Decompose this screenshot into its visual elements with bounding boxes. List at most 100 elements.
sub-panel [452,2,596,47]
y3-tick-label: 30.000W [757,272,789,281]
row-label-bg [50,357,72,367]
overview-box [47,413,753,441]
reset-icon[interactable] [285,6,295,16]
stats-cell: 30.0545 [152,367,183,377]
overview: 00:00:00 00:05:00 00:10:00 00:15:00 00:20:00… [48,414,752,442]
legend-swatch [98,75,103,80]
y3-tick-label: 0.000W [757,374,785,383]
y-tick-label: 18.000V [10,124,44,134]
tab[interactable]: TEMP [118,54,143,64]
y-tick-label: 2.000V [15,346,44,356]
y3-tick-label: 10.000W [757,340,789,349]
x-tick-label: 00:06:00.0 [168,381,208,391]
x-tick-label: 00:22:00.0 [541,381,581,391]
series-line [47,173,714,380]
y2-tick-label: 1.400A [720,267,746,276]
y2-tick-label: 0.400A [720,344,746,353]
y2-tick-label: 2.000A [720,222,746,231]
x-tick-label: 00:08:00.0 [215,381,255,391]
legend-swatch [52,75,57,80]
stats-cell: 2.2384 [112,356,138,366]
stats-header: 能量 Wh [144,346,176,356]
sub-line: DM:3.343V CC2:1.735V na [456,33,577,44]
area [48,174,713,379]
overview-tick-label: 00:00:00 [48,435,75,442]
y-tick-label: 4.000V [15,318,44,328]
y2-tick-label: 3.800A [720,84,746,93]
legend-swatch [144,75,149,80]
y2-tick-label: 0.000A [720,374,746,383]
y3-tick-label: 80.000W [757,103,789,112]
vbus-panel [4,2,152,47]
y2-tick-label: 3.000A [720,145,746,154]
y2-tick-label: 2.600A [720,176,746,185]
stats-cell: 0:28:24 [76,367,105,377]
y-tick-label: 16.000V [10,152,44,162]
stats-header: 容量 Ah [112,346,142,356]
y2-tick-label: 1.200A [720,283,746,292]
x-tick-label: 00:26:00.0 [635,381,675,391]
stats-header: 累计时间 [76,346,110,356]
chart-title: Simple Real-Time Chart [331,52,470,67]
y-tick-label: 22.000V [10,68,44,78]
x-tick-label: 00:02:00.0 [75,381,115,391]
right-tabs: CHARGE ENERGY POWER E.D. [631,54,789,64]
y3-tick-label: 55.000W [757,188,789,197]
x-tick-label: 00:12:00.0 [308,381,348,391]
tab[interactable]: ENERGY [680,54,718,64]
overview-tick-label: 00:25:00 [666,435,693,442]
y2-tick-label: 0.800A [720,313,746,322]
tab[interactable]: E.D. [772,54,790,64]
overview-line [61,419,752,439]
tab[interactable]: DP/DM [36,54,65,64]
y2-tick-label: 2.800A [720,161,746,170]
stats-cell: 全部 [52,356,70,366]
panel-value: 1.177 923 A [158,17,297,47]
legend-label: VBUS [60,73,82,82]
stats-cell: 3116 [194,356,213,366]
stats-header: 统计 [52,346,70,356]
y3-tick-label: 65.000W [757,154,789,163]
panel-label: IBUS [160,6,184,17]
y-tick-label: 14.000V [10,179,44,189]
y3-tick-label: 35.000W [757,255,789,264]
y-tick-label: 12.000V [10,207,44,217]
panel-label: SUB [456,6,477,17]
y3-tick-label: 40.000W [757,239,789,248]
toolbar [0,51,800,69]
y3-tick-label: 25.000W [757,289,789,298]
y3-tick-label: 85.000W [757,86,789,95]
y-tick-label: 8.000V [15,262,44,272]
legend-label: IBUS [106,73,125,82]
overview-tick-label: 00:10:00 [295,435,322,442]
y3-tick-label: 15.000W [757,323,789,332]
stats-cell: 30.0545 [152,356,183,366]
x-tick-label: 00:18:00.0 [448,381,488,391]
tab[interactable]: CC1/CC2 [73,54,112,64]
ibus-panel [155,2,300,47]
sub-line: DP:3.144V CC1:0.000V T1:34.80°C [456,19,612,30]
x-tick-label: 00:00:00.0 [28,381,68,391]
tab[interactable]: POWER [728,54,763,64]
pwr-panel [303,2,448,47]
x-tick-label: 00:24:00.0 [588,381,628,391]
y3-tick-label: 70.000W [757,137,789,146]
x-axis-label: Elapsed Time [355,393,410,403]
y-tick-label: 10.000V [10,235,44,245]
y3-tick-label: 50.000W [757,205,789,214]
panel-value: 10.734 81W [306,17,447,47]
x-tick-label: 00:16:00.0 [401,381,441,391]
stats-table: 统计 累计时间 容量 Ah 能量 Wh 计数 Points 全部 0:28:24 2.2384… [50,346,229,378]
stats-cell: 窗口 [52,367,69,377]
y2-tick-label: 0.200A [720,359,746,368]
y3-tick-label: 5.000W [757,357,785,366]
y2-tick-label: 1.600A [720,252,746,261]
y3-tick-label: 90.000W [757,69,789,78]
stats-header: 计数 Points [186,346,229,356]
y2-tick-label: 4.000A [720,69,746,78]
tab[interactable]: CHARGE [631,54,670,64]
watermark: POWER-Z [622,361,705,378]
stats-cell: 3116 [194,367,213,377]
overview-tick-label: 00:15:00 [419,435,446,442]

::::::::::

Copy the listing above line for line, without altering anything.

Decompose this screenshot into its visual elements with bounding boxes. List at most 100 elements.
sub-panel [452,2,596,47]
y3-tick-label: 30.000W [757,272,789,281]
row-label-bg [50,357,72,367]
overview-box [47,413,753,441]
reset-icon[interactable] [285,6,295,16]
stats-cell: 30.0545 [152,367,183,377]
overview: 00:00:00 00:05:00 00:10:00 00:15:00 00:20:00… [48,414,752,442]
legend-swatch [98,75,103,80]
y3-tick-label: 0.000W [757,374,785,383]
y-tick-label: 18.000V [10,124,44,134]
tab[interactable]: TEMP [118,54,143,64]
y-tick-label: 2.000V [15,346,44,356]
y3-tick-label: 10.000W [757,340,789,349]
x-tick-label: 00:06:00.0 [168,381,208,391]
x-tick-label: 00:22:00.0 [541,381,581,391]
series-line [47,173,714,380]
y2-tick-label: 1.400A [720,267,746,276]
y2-tick-label: 0.400A [720,344,746,353]
y2-tick-label: 2.000A [720,222,746,231]
x-tick-label: 00:08:00.0 [215,381,255,391]
legend-swatch [52,75,57,80]
stats-cell: 2.2384 [112,356,138,366]
stats-header: 能量 Wh [144,346,176,356]
sub-line: DM:3.343V CC2:1.735V na [456,33,577,44]
area [48,174,713,379]
overview-tick-label: 00:00:00 [48,435,75,442]
y-tick-label: 4.000V [15,318,44,328]
y2-tick-label: 3.800A [720,84,746,93]
legend-swatch [144,75,149,80]
y2-tick-label: 0.000A [720,374,746,383]
y3-tick-label: 80.000W [757,103,789,112]
vbus-panel [4,2,152,47]
y2-tick-label: 3.000A [720,145,746,154]
y2-tick-label: 2.600A [720,176,746,185]
stats-cell: 0:28:24 [76,367,105,377]
y-tick-label: 16.000V [10,152,44,162]
stats-header: 容量 Ah [112,346,142,356]
y2-tick-label: 1.200A [720,283,746,292]
x-tick-label: 00:26:00.0 [635,381,675,391]
stats-header: 累计时间 [76,346,110,356]
chart-title: Simple Real-Time Chart [331,52,470,67]
y-tick-label: 22.000V [10,68,44,78]
x-tick-label: 00:02:00.0 [75,381,115,391]
right-tabs: CHARGE ENERGY POWER E.D. [631,54,789,64]
y3-tick-label: 55.000W [757,188,789,197]
x-tick-label: 00:12:00.0 [308,381,348,391]
tab[interactable]: ENERGY [680,54,718,64]
overview-tick-label: 00:25:00 [666,435,693,442]
y2-tick-label: 0.800A [720,313,746,322]
tab[interactable]: E.D. [772,54,790,64]
overview-line [61,419,752,439]
tab[interactable]: DP/DM [36,54,65,64]
y2-tick-label: 2.800A [720,161,746,170]
stats-cell: 全部 [52,356,70,366]
panel-value: 1.177 923 A [158,17,297,47]
legend-label: VBUS [60,73,82,82]
stats-cell: 3116 [194,356,213,366]
stats-header: 统计 [52,346,70,356]
y3-tick-label: 65.000W [757,154,789,163]
panel-label: IBUS [160,6,184,17]
y-tick-label: 14.000V [10,179,44,189]
y3-tick-label: 35.000W [757,255,789,264]
y-tick-label: 12.000V [10,207,44,217]
panel-label: SUB [456,6,477,17]
y3-tick-label: 40.000W [757,239,789,248]
toolbar [0,51,800,69]
y3-tick-label: 25.000W [757,289,789,298]
y3-tick-label: 85.000W [757,86,789,95]
y-tick-label: 8.000V [15,262,44,272]
legend-label: IBUS [106,73,125,82]
overview-tick-label: 00:10:00 [295,435,322,442]
y3-tick-label: 15.000W [757,323,789,332]
stats-cell: 30.0545 [152,356,183,366]
x-tick-label: 00:18:00.0 [448,381,488,391]
tab[interactable]: CC1/CC2 [73,54,112,64]
ibus-panel [155,2,300,47]
sub-line: DP:3.144V CC1:0.000V T1:34.80°C [456,19,612,30]
x-tick-label: 00:00:00.0 [28,381,68,391]
tab[interactable]: POWER [728,54,763,64]
pwr-panel [303,2,448,47]
x-tick-label: 00:24:00.0 [588,381,628,391]
y3-tick-label: 70.000W [757,137,789,146]
x-axis-label: Elapsed Time [355,393,410,403]
y-tick-label: 10.000V [10,235,44,245]
y3-tick-label: 50.000W [757,205,789,214]
panel-value: 10.734 81W [306,17,447,47]
x-tick-label: 00:16:00.0 [401,381,441,391]
stats-table: 统计 累计时间 容量 Ah 能量 Wh 计数 Points 全部 0:28:24 2.2384… [50,346,229,378]
stats-cell: 窗口 [52,367,69,377]
y2-tick-label: 0.200A [720,359,746,368]
y3-tick-label: 5.000W [757,357,785,366]
y2-tick-label: 1.600A [720,252,746,261]
y3-tick-label: 90.000W [757,69,789,78]
stats-header: 计数 Points [186,346,229,356]
y2-tick-label: 4.000A [720,69,746,78]
tab[interactable]: CHARGE [631,54,670,64]
watermark: POWER-Z [622,361,705,378]
stats-cell: 3116 [194,367,213,377]
overview-tick-label: 00:15:00 [419,435,446,442]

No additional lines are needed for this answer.